DATA PROVIDED:
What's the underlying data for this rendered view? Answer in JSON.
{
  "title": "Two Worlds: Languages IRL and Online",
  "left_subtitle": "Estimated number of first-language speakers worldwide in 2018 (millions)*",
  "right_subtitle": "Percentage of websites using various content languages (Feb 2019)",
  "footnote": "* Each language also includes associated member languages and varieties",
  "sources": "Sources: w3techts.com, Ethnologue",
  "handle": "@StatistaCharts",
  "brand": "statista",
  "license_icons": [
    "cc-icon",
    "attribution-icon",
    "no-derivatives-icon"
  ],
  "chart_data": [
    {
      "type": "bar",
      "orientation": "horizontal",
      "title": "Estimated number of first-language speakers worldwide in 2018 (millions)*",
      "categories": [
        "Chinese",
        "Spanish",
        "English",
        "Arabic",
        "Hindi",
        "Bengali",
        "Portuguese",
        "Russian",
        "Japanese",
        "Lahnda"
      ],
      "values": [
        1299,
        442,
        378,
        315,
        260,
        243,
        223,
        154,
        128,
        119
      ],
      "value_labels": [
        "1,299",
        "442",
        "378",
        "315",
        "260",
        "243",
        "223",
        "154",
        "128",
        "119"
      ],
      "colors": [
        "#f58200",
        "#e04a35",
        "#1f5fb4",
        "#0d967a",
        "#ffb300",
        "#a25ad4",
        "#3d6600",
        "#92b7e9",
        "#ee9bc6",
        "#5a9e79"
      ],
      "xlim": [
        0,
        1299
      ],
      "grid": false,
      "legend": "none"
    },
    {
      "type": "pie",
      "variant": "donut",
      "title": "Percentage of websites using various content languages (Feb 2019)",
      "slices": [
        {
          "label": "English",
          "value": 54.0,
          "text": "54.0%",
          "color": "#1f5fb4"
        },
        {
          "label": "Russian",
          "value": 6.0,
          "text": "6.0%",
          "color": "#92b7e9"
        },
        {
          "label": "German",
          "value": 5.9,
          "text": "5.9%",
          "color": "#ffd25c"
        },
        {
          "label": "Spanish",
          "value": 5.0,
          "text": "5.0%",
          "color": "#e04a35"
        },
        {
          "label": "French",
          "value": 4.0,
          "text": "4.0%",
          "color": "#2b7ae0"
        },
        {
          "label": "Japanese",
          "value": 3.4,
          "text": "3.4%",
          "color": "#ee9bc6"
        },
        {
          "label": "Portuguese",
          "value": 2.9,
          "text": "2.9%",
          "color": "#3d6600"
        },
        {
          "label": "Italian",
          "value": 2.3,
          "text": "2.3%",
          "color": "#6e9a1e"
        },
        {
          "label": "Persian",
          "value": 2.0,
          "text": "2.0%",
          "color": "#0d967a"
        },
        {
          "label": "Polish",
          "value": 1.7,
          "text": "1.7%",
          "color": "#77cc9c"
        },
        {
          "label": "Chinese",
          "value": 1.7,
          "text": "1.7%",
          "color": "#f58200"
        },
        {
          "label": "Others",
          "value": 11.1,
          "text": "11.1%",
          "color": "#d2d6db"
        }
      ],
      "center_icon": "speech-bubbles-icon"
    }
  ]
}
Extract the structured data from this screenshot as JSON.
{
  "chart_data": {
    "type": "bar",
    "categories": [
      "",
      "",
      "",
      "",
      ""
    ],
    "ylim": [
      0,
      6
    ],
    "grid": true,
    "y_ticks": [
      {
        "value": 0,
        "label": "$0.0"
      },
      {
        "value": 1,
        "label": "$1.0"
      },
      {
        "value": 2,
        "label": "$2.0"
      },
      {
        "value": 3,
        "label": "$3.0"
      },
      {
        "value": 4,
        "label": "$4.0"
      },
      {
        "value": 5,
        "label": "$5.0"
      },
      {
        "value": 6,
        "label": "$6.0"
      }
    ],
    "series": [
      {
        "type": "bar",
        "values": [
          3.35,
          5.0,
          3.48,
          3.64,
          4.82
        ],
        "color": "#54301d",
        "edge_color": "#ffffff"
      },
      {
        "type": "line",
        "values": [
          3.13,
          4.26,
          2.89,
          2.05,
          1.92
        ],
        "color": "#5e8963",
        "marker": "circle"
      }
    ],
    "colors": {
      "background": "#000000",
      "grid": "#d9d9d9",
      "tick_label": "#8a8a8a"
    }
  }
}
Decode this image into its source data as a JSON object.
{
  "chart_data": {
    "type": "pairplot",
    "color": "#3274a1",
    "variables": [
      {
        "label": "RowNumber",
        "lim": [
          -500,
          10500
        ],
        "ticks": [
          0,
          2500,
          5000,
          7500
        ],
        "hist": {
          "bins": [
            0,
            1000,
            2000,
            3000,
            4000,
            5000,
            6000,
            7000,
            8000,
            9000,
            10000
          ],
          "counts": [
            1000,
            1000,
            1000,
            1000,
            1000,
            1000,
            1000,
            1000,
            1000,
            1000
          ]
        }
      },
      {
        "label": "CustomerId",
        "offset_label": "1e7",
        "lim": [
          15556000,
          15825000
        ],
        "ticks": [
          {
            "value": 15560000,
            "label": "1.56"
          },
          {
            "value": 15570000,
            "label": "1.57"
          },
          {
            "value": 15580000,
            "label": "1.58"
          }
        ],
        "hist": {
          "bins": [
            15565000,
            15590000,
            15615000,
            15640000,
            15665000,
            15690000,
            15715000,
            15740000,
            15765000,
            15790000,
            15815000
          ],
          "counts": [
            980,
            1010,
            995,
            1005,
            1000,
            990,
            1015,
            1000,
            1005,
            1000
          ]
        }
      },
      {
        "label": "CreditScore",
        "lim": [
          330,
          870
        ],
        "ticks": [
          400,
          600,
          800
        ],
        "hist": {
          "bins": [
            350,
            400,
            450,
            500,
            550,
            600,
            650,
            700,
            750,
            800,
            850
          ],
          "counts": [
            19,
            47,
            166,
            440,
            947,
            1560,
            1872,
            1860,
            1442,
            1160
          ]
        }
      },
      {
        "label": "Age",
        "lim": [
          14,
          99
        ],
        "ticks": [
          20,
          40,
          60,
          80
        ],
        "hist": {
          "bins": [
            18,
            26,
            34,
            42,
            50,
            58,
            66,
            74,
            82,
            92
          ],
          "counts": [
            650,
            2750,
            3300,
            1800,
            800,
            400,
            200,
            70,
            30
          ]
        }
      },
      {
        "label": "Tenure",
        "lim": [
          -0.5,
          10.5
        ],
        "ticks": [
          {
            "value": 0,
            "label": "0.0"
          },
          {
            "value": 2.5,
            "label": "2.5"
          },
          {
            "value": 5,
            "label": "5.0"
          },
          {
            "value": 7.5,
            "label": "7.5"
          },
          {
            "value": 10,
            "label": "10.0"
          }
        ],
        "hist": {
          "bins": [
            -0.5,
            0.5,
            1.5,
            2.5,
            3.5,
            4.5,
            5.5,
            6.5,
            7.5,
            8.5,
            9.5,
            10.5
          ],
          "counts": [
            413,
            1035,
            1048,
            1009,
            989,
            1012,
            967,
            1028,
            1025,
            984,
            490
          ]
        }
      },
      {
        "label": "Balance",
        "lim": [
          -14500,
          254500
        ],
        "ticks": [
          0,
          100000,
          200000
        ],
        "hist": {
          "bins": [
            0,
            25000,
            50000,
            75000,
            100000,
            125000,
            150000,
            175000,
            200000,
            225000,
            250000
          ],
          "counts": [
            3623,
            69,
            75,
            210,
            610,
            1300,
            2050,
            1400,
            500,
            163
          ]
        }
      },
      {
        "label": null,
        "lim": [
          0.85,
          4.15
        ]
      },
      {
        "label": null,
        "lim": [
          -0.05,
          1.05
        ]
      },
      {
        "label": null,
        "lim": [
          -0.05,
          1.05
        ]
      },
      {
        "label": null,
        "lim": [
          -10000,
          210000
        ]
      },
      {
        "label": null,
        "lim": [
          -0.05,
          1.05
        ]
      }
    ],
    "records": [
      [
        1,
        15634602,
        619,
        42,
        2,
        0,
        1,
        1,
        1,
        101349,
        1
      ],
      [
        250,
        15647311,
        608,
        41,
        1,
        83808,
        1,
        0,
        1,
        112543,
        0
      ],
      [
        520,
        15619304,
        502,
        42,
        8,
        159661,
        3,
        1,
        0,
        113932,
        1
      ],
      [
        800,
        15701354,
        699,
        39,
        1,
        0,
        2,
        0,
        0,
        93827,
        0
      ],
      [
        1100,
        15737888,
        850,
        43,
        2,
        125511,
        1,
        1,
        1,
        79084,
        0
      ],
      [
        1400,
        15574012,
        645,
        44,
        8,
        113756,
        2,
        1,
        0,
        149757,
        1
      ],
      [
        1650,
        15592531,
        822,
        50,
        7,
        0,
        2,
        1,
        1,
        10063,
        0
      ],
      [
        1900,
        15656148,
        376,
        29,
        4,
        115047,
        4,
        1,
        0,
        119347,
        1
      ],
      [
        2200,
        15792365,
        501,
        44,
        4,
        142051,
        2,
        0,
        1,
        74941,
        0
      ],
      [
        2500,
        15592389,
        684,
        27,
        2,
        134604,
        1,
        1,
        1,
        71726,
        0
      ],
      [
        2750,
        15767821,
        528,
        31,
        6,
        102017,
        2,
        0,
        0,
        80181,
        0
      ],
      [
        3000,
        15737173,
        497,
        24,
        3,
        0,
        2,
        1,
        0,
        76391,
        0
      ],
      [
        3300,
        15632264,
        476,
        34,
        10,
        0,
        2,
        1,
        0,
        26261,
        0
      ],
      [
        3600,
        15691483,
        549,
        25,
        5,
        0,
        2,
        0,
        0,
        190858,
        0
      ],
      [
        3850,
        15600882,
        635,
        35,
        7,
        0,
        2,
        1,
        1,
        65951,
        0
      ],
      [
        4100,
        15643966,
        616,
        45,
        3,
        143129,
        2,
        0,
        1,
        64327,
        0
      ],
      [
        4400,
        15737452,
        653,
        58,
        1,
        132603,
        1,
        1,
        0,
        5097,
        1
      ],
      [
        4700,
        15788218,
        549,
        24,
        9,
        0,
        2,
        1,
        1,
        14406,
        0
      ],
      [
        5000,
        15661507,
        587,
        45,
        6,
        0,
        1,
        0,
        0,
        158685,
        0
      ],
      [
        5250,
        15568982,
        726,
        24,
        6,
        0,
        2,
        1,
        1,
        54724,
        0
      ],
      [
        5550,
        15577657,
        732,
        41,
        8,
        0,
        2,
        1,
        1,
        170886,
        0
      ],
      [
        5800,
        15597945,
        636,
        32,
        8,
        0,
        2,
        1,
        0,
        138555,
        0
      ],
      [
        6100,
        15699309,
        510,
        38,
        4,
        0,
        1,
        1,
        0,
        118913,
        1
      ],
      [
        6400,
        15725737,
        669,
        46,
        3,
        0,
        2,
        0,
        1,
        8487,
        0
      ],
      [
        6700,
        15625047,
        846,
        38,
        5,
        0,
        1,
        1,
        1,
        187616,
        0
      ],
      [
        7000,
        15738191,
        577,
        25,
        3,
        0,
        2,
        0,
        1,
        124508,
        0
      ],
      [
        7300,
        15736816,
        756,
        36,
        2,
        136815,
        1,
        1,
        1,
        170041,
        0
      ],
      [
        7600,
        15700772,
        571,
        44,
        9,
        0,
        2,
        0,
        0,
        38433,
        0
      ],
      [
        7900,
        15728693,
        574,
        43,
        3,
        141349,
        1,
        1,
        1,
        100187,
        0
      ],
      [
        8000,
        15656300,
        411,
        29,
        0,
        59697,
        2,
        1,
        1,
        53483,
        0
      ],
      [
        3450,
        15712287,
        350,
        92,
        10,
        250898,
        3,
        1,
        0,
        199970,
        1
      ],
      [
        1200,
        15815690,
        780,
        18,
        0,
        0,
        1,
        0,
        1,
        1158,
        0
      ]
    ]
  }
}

TASK DESCRIPTION:
Spot every line that holds "type" and copy it.

ANSWER TO THIS TASK:
      "type": "bar",
      "type": "pie",
    "type": "bar",
        "type": "bar",
        "type": "line",
    "type": "pairplot",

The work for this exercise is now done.